*What the task asks:*
Output all lines exactly, with nothing added or dropped.

*Records:*
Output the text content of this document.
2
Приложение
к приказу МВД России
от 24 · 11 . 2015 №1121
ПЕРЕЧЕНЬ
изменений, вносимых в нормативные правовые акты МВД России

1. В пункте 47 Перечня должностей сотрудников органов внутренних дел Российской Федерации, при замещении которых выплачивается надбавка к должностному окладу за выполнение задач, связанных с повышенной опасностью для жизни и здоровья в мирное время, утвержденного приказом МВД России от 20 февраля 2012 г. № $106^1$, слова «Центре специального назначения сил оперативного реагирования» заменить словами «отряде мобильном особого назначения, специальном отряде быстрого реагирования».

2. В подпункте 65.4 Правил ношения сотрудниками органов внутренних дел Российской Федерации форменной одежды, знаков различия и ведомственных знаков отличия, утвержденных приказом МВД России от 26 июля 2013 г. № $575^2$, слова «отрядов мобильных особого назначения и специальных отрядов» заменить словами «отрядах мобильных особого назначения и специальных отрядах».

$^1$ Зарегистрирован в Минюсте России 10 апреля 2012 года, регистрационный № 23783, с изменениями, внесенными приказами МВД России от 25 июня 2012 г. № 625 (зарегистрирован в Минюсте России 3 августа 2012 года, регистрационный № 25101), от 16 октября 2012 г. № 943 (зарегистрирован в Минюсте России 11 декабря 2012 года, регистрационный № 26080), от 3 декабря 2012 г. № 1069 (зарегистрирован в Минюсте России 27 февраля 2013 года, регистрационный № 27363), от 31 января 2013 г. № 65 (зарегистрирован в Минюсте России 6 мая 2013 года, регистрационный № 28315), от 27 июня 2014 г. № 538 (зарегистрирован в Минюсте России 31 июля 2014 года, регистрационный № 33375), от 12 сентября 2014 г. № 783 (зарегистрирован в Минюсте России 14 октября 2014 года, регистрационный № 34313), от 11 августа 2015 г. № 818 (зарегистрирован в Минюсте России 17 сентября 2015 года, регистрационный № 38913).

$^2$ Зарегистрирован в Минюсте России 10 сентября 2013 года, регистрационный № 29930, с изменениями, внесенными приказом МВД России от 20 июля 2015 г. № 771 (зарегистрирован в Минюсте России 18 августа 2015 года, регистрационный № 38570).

*Exercise result:*
Output the text content of this document.
2
Приложение
к приказу МВД России
от 24 · 11 . 2015 №1121
ПЕРЕЧЕНЬ
изменений, вносимых в нормативные правовые акты МВД России

1. В пункте 47 Перечня должностей сотрудников органов внутренних дел Российской Федерации, при замещении которых выплачивается надбавка к должностному окладу за выполнение задач, связанных с повышенной опасностью для жизни и здоровья в мирное время, утвержденного приказом МВД России от 20 февраля 2012 г. № $106^1$, слова «Центре специального назначения сил оперативного реагирования» заменить словами «отряде мобильном особого назначения, специальном отряде быстрого реагирования».

2. В подпункте 65.4 Правил ношения сотрудниками органов внутренних дел Российской Федерации форменной одежды, знаков различия и ведомственных знаков отличия, утвержденных приказом МВД России от 26 июля 2013 г. № $575^2$, слова «отрядов мобильных особого назначения и специальных отрядов» заменить словами «отрядах мобильных особого назначения и специальных отрядах».

$^1$ Зарегистрирован в Минюсте России 10 апреля 2012 года, регистрационный № 23783, с изменениями, внесенными приказами МВД России от 25 июня 2012 г. № 625 (зарегистрирован в Минюсте России 3 августа 2012 года, регистрационный № 25101), от 16 октября 2012 г. № 943 (зарегистрирован в Минюсте России 11 декабря 2012 года, регистрационный № 26080), от 3 декабря 2012 г. № 1069 (зарегистрирован в Минюсте России 27 февраля 2013 года, регистрационный № 27363), от 31 января 2013 г. № 65 (зарегистрирован в Минюсте России 6 мая 2013 года, регистрационный № 28315), от 27 июня 2014 г. № 538 (зарегистрирован в Минюсте России 31 июля 2014 года, регистрационный № 33375), от 12 сентября 2014 г. № 783 (зарегистрирован в Минюсте России 14 октября 2014 года, регистрационный № 34313), от 11 августа 2015 г. № 818 (зарегистрирован в Минюсте России 17 сентября 2015 года, регистрационный № 38913).

$^2$ Зарегистрирован в Минюсте России 10 сентября 2013 года, регистрационный № 29930, с изменениями, внесенными приказом МВД России от 20 июля 2015 г. № 771 (зарегистрирован в Минюсте России 18 августа 2015 года, регистрационный № 38570).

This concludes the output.